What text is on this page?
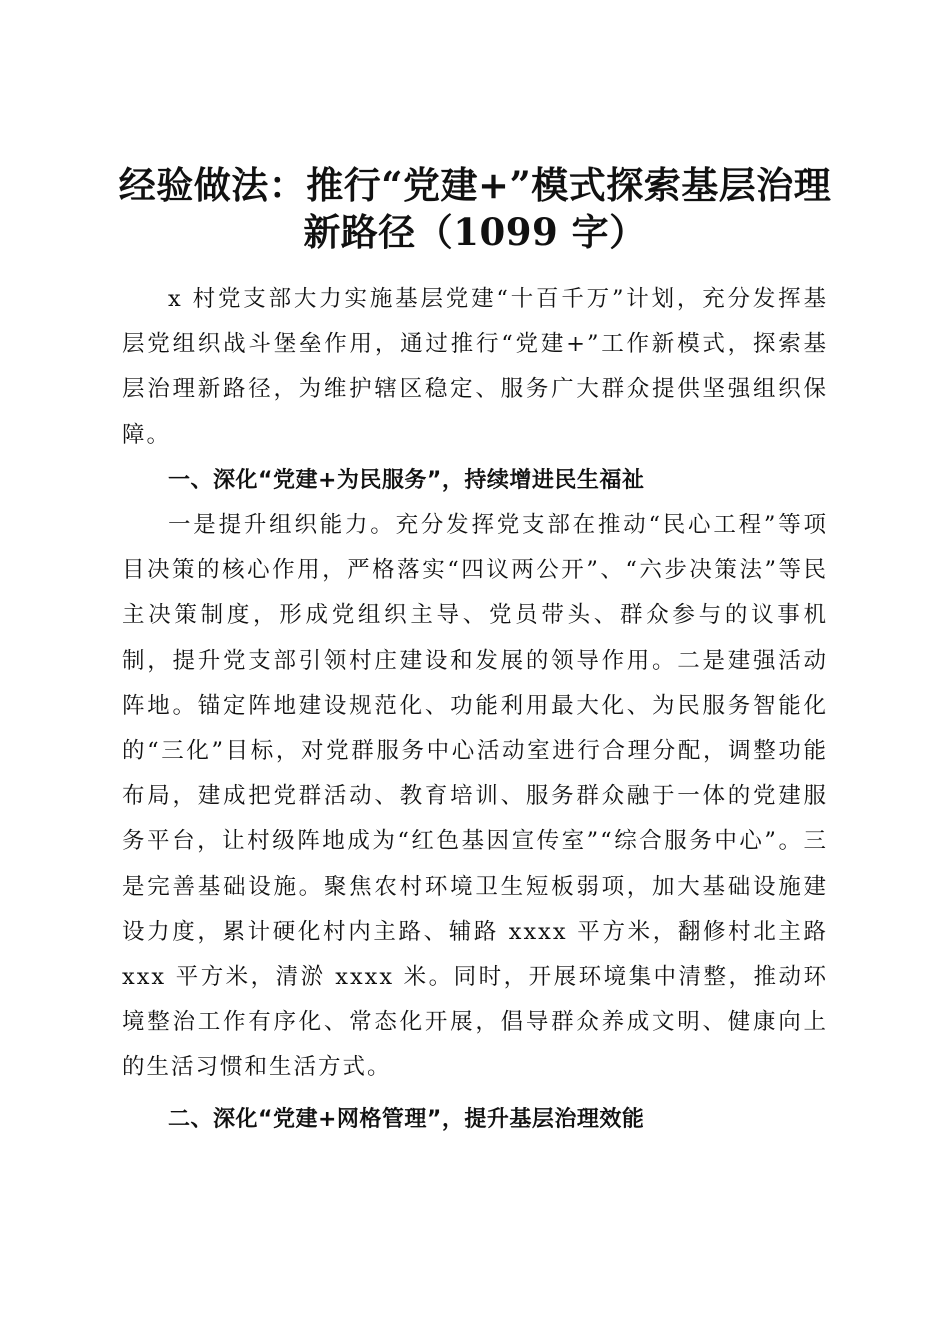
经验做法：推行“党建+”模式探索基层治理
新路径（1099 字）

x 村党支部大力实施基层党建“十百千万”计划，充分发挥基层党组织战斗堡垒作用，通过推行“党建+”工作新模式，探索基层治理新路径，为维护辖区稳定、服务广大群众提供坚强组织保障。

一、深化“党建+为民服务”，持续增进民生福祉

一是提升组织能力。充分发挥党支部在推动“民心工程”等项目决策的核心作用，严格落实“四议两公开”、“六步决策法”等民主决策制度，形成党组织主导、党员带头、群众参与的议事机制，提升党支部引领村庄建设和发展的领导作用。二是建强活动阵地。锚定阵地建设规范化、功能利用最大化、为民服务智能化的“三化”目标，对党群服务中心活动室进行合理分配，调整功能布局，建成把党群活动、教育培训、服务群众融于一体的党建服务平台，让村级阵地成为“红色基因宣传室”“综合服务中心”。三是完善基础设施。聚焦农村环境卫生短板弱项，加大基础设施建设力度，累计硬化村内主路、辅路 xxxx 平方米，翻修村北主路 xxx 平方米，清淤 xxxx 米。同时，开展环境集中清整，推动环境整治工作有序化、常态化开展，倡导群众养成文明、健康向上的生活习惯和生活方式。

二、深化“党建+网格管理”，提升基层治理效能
☆ ☆ ☆ ☆ ☆ ☆ ☆
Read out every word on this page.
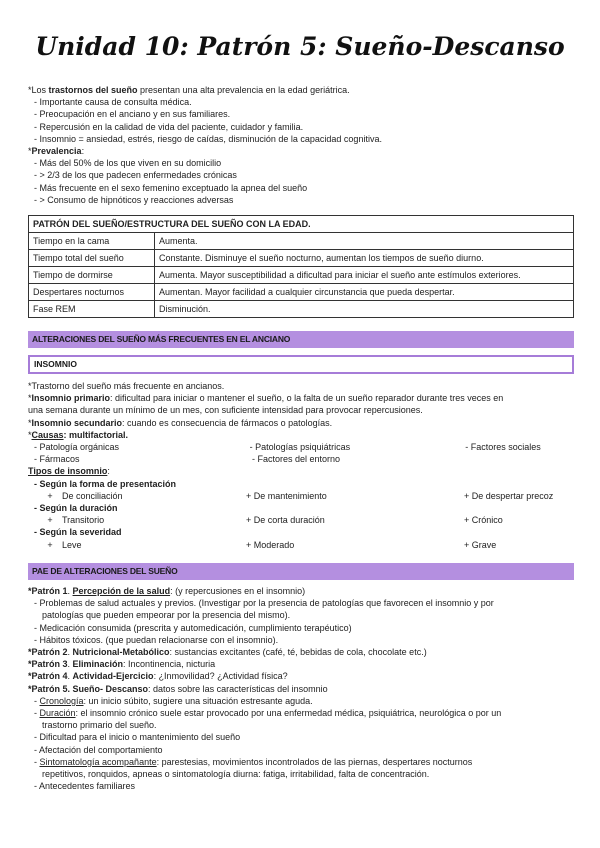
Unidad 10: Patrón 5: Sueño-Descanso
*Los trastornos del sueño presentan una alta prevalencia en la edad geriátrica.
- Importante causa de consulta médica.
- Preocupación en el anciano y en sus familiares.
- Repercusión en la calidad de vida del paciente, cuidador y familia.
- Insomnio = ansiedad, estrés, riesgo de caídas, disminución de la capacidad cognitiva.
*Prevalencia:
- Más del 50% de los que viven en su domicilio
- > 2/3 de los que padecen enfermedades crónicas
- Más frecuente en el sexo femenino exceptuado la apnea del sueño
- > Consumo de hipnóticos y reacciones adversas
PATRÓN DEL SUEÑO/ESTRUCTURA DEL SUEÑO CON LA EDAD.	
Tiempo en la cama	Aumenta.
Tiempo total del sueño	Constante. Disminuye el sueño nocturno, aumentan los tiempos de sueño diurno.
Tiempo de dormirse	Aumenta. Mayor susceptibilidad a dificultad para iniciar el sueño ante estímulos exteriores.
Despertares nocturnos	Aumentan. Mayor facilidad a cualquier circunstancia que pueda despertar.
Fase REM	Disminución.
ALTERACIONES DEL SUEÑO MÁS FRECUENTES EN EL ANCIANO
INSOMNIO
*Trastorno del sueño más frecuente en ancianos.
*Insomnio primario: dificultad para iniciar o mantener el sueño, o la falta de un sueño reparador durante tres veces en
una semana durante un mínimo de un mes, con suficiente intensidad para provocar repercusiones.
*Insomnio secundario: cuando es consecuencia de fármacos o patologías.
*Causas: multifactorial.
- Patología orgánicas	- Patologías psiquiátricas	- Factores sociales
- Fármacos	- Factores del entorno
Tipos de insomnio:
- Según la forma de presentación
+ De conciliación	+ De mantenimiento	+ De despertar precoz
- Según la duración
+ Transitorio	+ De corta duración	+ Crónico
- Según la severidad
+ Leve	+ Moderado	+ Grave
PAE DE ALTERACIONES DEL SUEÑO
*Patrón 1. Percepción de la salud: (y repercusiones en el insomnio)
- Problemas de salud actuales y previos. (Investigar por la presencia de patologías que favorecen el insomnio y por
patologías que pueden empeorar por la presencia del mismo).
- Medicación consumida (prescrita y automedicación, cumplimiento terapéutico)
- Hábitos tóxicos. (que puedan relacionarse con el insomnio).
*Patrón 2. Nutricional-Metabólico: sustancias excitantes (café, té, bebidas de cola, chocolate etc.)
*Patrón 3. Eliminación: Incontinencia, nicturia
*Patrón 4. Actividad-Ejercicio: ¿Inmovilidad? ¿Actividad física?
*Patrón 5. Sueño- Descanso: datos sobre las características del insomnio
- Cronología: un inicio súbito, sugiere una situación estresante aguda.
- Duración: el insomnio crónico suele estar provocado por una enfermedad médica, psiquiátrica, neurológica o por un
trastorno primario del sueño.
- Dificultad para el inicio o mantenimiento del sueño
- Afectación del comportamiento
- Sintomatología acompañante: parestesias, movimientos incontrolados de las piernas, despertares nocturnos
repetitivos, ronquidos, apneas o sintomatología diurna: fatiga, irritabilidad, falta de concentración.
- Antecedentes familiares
☆ ☆ ☆ ☆ ☆ ☆ ☆
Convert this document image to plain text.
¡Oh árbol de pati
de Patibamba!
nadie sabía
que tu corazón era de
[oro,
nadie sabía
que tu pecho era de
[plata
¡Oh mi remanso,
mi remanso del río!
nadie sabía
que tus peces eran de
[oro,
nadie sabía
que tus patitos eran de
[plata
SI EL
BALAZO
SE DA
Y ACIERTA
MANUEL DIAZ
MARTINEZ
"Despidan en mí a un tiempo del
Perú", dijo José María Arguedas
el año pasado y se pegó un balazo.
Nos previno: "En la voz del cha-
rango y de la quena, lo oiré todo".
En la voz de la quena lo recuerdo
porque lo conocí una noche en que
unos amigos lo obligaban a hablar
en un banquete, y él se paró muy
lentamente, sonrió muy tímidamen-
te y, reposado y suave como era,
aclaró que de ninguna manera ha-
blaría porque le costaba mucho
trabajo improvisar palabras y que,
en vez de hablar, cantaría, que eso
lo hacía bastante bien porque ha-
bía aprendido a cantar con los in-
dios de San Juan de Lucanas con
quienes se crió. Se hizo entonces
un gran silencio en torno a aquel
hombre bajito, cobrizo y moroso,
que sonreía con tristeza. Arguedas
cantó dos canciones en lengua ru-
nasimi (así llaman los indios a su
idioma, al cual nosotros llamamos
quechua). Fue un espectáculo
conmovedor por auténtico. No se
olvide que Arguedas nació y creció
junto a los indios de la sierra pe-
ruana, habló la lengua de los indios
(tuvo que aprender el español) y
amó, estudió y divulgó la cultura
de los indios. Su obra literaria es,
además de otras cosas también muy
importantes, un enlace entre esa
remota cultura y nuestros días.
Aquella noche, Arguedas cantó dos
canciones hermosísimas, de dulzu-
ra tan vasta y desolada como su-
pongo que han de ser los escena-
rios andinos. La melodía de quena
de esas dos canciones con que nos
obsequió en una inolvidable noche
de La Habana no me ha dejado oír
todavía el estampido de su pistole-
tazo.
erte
☆ ☆ ☆ ☆ ☆ ☆ ☆
§ **Given exercise**:
Copy every line of the records above that contains "médica".

§ **Solution to this problem**:
- Importante causa de consulta médica.
- Duración: el insomnio crónico suele estar provocado por una enfermedad médica, psiquiátrica, neurológica o por un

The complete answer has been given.